Extracted data entries
|---|

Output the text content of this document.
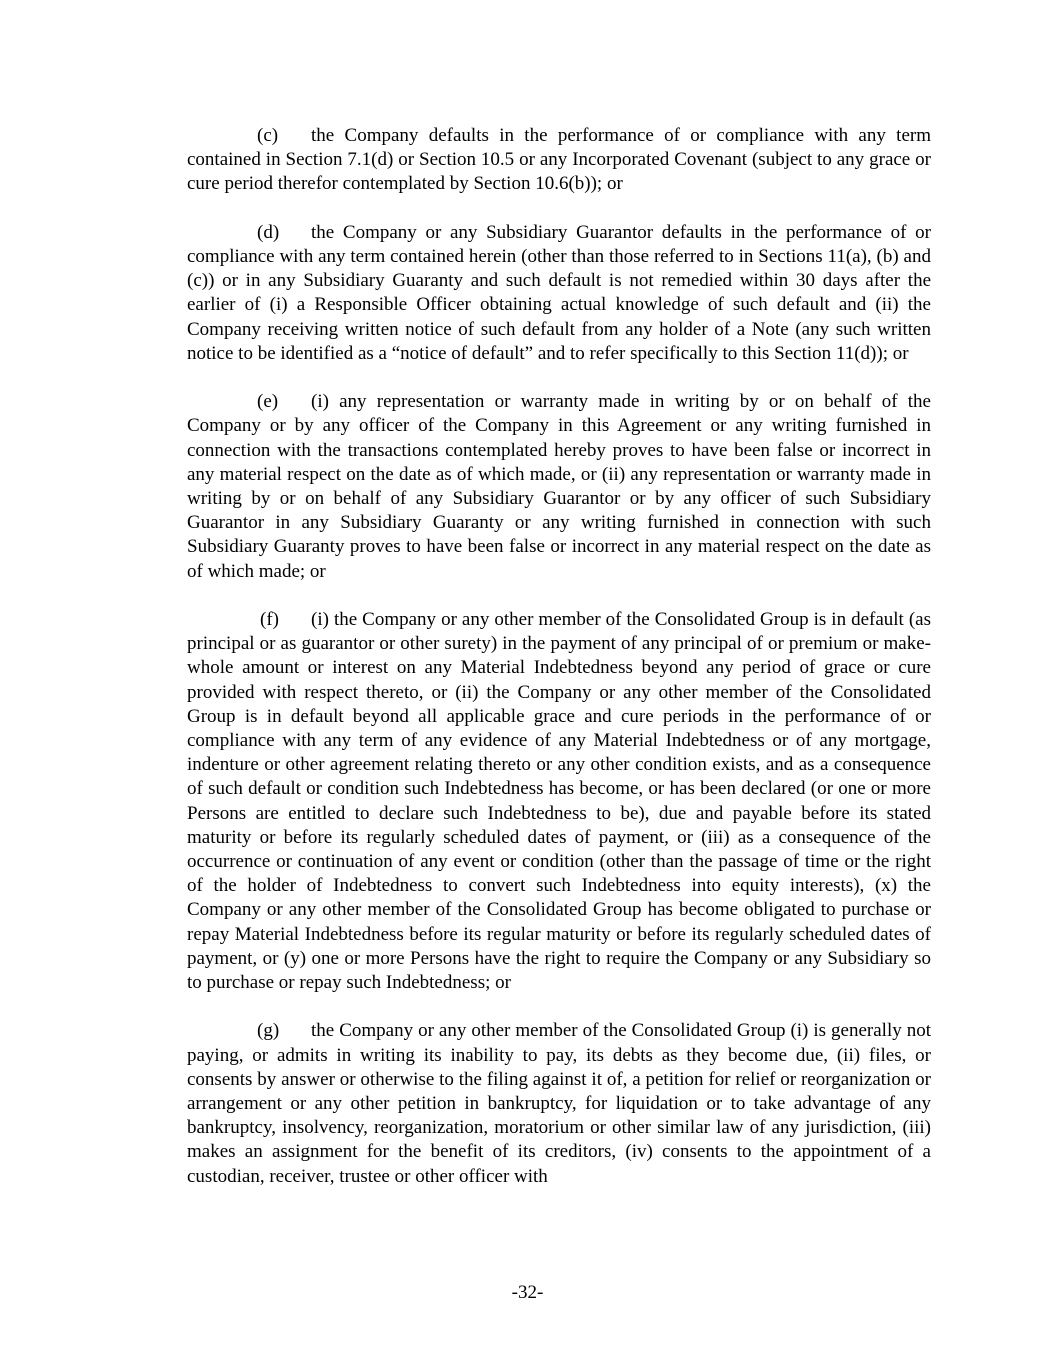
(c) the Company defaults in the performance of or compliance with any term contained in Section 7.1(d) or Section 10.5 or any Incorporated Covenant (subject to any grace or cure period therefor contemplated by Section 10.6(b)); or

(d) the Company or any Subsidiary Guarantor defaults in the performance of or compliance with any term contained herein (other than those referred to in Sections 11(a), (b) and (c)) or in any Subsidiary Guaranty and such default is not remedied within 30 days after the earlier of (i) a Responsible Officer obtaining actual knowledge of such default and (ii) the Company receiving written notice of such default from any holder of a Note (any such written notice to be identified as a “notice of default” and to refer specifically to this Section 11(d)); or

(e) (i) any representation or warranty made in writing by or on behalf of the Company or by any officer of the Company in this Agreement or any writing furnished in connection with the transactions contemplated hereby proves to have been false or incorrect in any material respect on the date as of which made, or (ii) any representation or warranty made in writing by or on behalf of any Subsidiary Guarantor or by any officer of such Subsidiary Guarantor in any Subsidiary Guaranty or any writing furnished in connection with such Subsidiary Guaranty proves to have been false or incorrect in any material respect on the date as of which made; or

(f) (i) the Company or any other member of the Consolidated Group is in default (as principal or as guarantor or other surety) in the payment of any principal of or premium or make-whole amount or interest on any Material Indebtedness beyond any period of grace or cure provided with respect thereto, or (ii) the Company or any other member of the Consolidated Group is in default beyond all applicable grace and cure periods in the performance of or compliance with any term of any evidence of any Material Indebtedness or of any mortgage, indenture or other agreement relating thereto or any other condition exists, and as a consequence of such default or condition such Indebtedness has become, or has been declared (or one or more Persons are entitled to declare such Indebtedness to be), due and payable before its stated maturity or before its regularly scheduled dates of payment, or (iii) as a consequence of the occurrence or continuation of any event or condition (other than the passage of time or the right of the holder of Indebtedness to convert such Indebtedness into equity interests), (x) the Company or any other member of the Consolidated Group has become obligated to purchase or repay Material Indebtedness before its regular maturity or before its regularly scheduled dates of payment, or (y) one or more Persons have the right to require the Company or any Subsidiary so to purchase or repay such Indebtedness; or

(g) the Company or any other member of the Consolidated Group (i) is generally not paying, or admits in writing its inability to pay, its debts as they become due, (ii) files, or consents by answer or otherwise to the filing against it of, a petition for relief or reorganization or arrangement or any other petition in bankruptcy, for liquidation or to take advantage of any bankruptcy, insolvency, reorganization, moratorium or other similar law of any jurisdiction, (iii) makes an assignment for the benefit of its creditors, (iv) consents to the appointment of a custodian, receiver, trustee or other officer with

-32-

|---|

== Task ==
Copy out each line of the listing that holds "grace".

== Task solution ==
(c) the Company defaults in the performance of or compliance with any term contained in Section 7.1(d) or Section 10.5 or any Incorporated Covenant (subject to any grace or cure period therefor contemplated by Section 10.6(b)); or
(f) (i) the Company or any other member of the Consolidated Group is in default (as principal or as guarantor or other surety) in the payment of any principal of or premium or make-whole amount or interest on any Material Indebtedness beyond any period of grace or cure provided with respect thereto, or (ii) the Company or any other member of the Consolidated Group is in default beyond all applicable grace and cure periods in the performance of or compliance with any term of any evidence of any Material Indebtedness or of any mortgage, indenture or other agreement relating thereto or any other condition exists, and as a consequence of such default or condition such Indebtedness has become, or has been declared (or one or more Persons are entitled to declare such Indebtedness to be), due and payable before its stated maturity or before its regularly scheduled dates of payment, or (iii) as a consequence of the occurrence or continuation of any event or condition (other than the passage of time or the right of the holder of Indebtedness to convert such Indebtedness into equity interests), (x) the Company or any other member of the Consolidated Group has become obligated to purchase or repay Material Indebtedness before its regular maturity or before its regularly scheduled dates of payment, or (y) one or more Persons have the right to require the Company or any Subsidiary so to purchase or repay such Indebtedness; or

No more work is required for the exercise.